Data entries

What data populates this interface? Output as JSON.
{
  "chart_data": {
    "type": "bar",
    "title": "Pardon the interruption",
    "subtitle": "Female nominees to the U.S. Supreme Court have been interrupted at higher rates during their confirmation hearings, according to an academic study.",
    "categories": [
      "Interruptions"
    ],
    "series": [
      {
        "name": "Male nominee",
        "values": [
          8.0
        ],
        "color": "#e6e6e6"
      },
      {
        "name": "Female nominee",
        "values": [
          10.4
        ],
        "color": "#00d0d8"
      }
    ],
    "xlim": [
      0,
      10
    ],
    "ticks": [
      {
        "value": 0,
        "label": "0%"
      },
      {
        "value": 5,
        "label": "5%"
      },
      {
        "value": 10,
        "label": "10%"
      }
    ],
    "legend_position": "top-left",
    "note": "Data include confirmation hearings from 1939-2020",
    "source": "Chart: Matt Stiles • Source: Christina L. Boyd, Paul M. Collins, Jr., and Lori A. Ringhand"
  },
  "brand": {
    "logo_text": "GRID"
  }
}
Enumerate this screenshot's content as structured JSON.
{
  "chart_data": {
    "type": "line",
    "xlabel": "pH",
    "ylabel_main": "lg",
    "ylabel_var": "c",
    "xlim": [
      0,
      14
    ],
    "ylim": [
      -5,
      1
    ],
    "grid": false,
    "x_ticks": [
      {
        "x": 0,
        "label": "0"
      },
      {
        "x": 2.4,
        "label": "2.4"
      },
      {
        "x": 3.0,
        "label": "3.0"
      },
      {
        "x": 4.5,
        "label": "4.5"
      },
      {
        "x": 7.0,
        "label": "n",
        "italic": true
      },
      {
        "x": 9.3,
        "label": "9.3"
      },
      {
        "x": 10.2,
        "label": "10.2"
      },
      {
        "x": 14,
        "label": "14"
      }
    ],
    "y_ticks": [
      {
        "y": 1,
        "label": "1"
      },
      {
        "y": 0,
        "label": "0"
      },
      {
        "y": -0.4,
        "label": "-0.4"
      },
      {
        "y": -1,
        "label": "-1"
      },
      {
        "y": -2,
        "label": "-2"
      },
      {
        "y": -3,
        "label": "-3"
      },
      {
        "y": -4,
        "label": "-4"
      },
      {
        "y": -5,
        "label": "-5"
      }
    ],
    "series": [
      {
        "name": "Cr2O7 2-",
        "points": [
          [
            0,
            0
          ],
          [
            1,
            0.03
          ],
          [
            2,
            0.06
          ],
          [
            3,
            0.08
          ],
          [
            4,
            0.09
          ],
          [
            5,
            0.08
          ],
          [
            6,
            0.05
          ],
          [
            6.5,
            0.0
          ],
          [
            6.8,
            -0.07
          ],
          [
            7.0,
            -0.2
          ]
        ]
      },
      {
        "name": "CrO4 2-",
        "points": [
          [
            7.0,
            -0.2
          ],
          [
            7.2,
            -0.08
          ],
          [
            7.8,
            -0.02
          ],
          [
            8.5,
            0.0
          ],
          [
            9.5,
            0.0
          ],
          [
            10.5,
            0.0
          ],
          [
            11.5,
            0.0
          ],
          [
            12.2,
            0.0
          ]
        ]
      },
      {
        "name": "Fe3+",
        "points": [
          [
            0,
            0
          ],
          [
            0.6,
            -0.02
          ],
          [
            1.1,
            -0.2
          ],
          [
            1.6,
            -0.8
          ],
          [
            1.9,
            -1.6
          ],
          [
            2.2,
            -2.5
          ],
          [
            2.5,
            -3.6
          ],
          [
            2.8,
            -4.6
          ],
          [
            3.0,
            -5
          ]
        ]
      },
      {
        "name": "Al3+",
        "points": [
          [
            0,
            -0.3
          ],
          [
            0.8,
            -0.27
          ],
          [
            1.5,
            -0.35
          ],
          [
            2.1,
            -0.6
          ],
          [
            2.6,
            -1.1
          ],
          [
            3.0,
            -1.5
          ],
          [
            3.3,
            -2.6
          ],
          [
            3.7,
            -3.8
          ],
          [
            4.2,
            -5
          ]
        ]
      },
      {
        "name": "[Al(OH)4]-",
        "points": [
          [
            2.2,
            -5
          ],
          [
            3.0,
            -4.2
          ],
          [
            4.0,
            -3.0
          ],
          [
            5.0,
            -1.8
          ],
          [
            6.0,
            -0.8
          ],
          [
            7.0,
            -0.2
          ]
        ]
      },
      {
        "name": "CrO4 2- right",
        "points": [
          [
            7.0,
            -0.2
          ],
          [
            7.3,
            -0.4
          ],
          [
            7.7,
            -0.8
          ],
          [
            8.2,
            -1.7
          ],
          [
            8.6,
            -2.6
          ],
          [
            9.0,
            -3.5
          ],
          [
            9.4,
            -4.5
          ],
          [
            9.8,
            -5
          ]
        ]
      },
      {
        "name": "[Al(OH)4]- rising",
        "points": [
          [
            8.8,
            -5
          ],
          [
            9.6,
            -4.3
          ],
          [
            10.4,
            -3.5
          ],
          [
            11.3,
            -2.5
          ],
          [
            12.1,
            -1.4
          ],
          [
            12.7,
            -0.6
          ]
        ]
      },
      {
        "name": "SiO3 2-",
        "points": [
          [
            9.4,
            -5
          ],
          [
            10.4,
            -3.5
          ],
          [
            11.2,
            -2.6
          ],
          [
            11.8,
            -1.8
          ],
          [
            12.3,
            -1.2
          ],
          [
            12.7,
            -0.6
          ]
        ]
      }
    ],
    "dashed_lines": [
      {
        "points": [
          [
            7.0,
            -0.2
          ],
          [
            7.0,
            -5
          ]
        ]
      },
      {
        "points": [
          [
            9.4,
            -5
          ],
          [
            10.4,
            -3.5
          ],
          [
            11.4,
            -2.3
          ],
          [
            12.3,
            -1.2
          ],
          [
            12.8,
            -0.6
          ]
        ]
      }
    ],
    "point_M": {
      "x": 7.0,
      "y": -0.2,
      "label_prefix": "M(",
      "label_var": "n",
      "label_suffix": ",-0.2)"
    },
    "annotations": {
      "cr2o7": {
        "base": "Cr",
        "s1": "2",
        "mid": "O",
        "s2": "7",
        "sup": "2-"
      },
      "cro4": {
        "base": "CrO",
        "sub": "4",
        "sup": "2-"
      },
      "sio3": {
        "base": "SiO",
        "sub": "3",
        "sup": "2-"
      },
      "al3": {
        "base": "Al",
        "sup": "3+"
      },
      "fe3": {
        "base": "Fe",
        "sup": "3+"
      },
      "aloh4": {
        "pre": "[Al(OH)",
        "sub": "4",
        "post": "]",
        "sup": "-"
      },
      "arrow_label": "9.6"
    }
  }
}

◆ Exercise directions ◆
Find the lines containing "hearings" and list every one of them.

◆ Answer for the task ◆
    "subtitle": "Female nominees to the U.S. Supreme Court have been interrupted at higher rates during their confirmation hearings, according to an academic study.",
    "note": "Data include confirmation hearings from 1939-2020",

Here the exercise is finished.